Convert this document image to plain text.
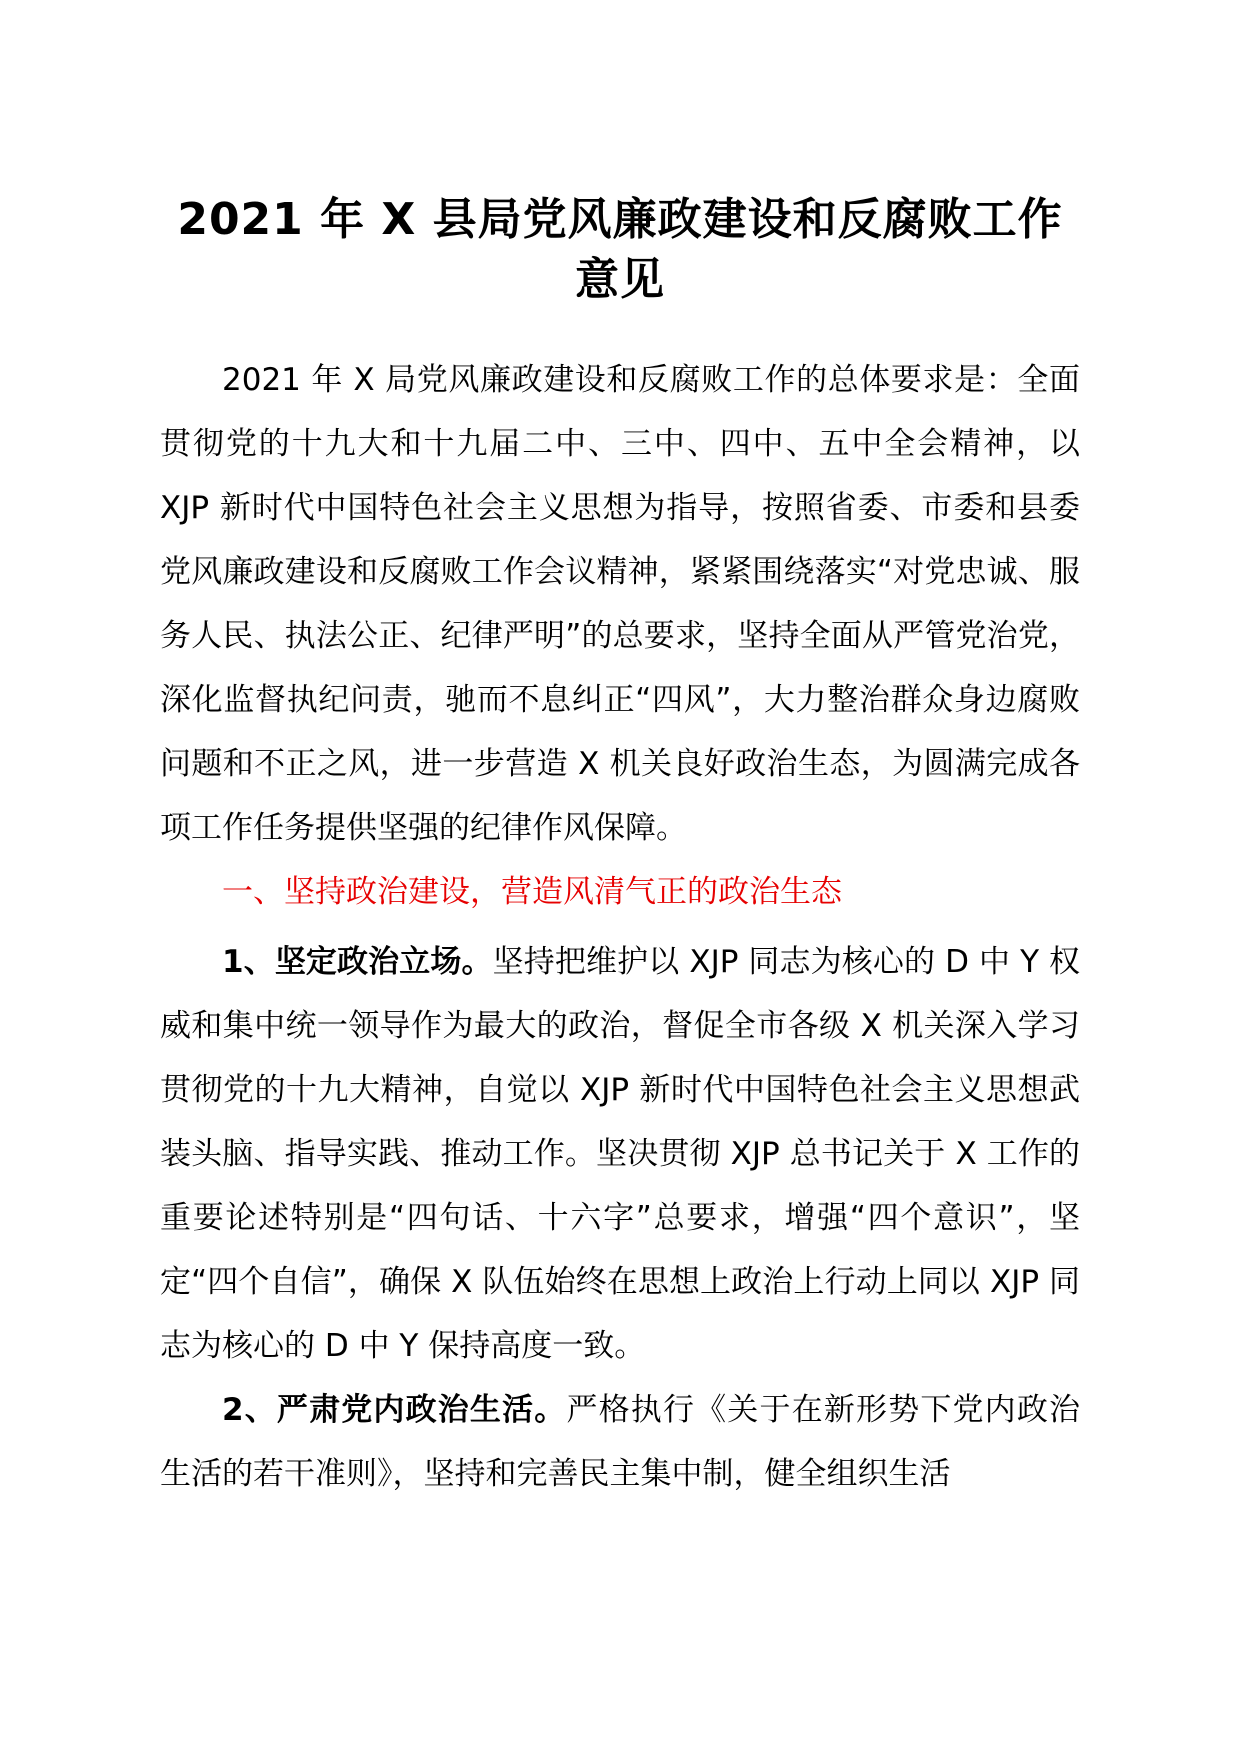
2021 年 X 县局党风廉政建设和反腐败工作意见

2021 年 X 局党风廉政建设和反腐败工作的总体要求是：全面贯彻党的十九大和十九届二中、三中、四中、五中全会精神，以 XJP 新时代中国特色社会主义思想为指导，按照省委、市委和县委党风廉政建设和反腐败工作会议精神，紧紧围绕落实“对党忠诚、服务人民、执法公正、纪律严明”的总要求，坚持全面从严管党治党，深化监督执纪问责，驰而不息纠正“四风”，大力整治群众身边腐败问题和不正之风，进一步营造 X 机关良好政治生态，为圆满完成各项工作任务提供坚强的纪律作风保障。

一、坚持政治建设，营造风清气正的政治生态

1、坚定政治立场。坚持把维护以 XJP 同志为核心的 D 中 Y 权威和集中统一领导作为最大的政治，督促全市各级 X 机关深入学习贯彻党的十九大精神，自觉以 XJP 新时代中国特色社会主义思想武装头脑、指导实践、推动工作。坚决贯彻 XJP 总书记关于 X 工作的重要论述特别是“四句话、十六字”总要求，增强“四个意识”，坚定“四个自信”，确保 X 队伍始终在思想上政治上行动上同以 XJP 同志为核心的 D 中 Y 保持高度一致。

2、严肃党内政治生活。严格执行《关于在新形势下党内政治生活的若干准则》，坚持和完善民主集中制，健全组织生活
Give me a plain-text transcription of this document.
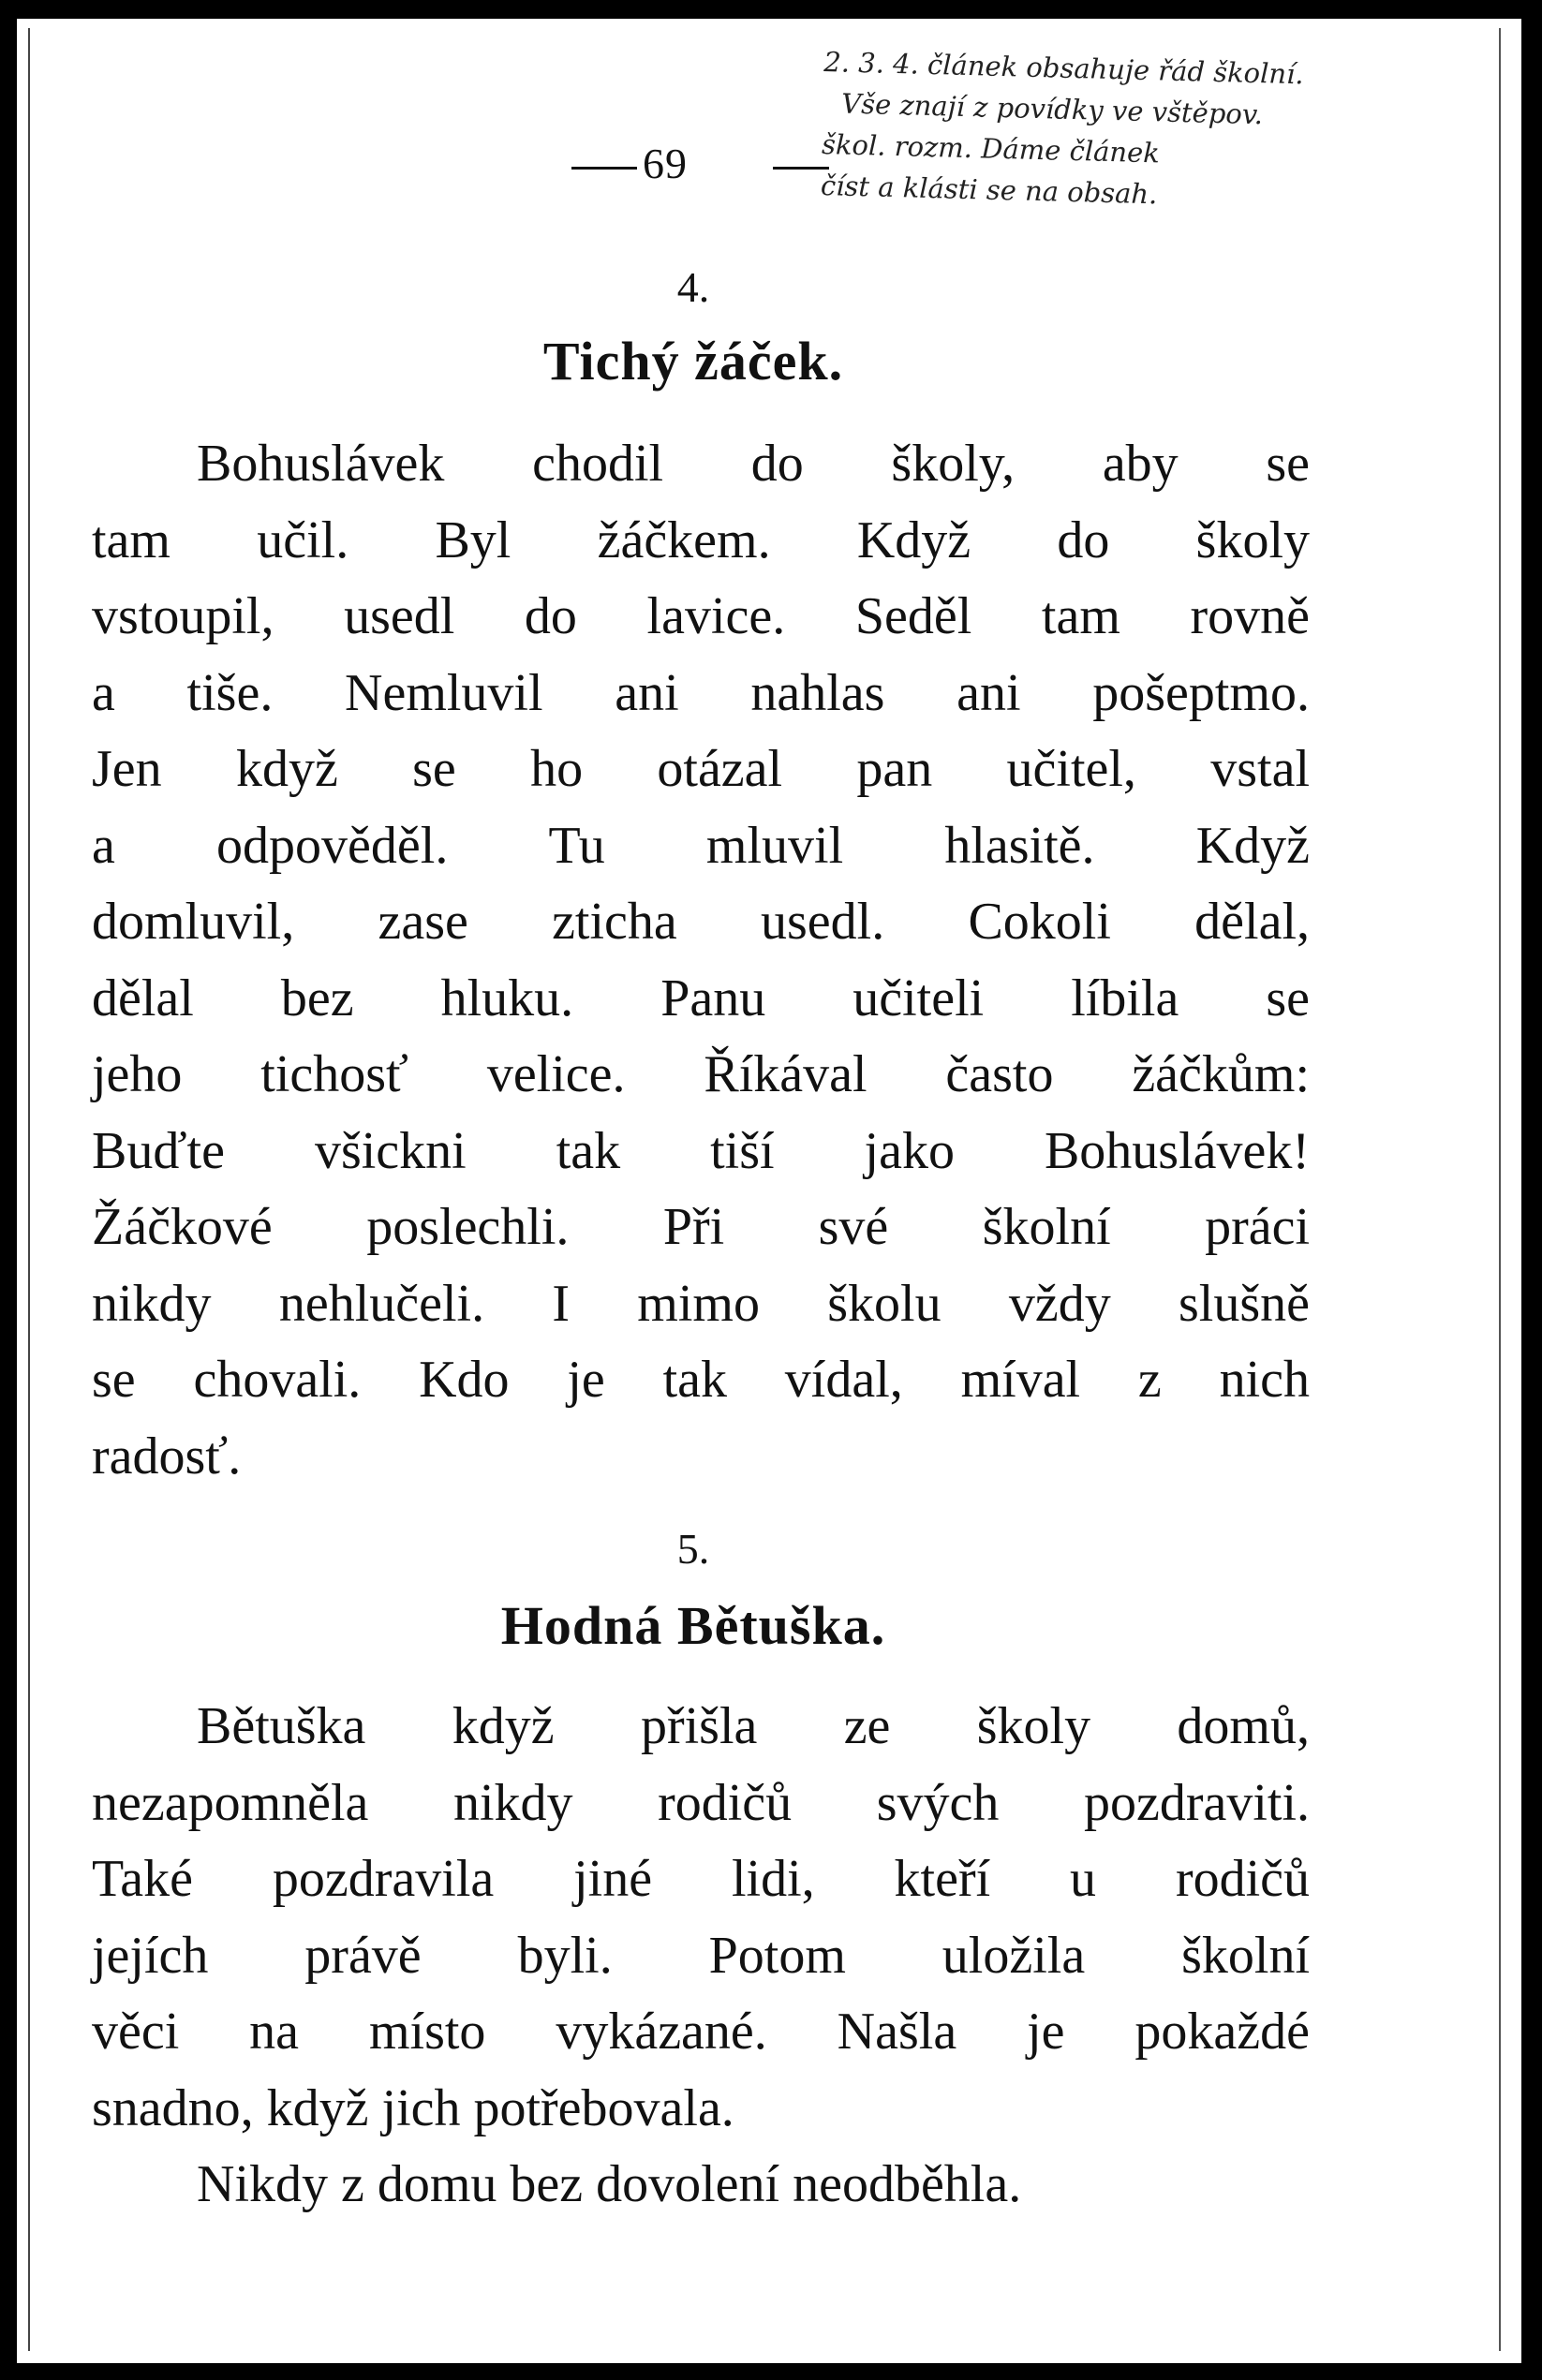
69
2. 3. 4. článek obsahuje řád školní.
Vše znají z povídky ve vštěpov.
škol. rozm. Dáme článek
číst a klásti se na obsah.
4.
Tichý žáček.
Bohuslávek chodil do školy, aby se
tam učil. Byl žáčkem. Když do školy
vstoupil, usedl do lavice. Seděl tam rovně
a tiše. Nemluvil ani nahlas ani pošeptmo.
Jen když se ho otázal pan učitel, vstal
a odpověděl. Tu mluvil hlasitě. Když
domluvil, zase zticha usedl. Cokoli dělal,
dělal bez hluku. Panu učiteli líbila se
jeho tichosť velice. Říkával často žáčkům:
Buďte všickni tak tiší jako Bohuslávek!
Žáčkové poslechli. Při své školní práci
nikdy nehlučeli. I mimo školu vždy slušně
se chovali. Kdo je tak vídal, míval z nich
radosť.
5.
Hodná Bětuška.
Bětuška když přišla ze školy domů,
nezapomněla nikdy rodičů svých pozdraviti.
Také pozdravila jiné lidi, kteří u rodičů
jejích právě byli. Potom uložila školní
věci na místo vykázané. Našla je pokaždé
snadno, když jich potřebovala.
Nikdy z domu bez dovolení neodběhla.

_EXERCISE DIRECTIONS_.
Show every line from the listing above in which the string "plain" appears.

_ANSWER TO THIS TASK_.
Convert this document image to plain text.
Give me a plain-text transcription of this document.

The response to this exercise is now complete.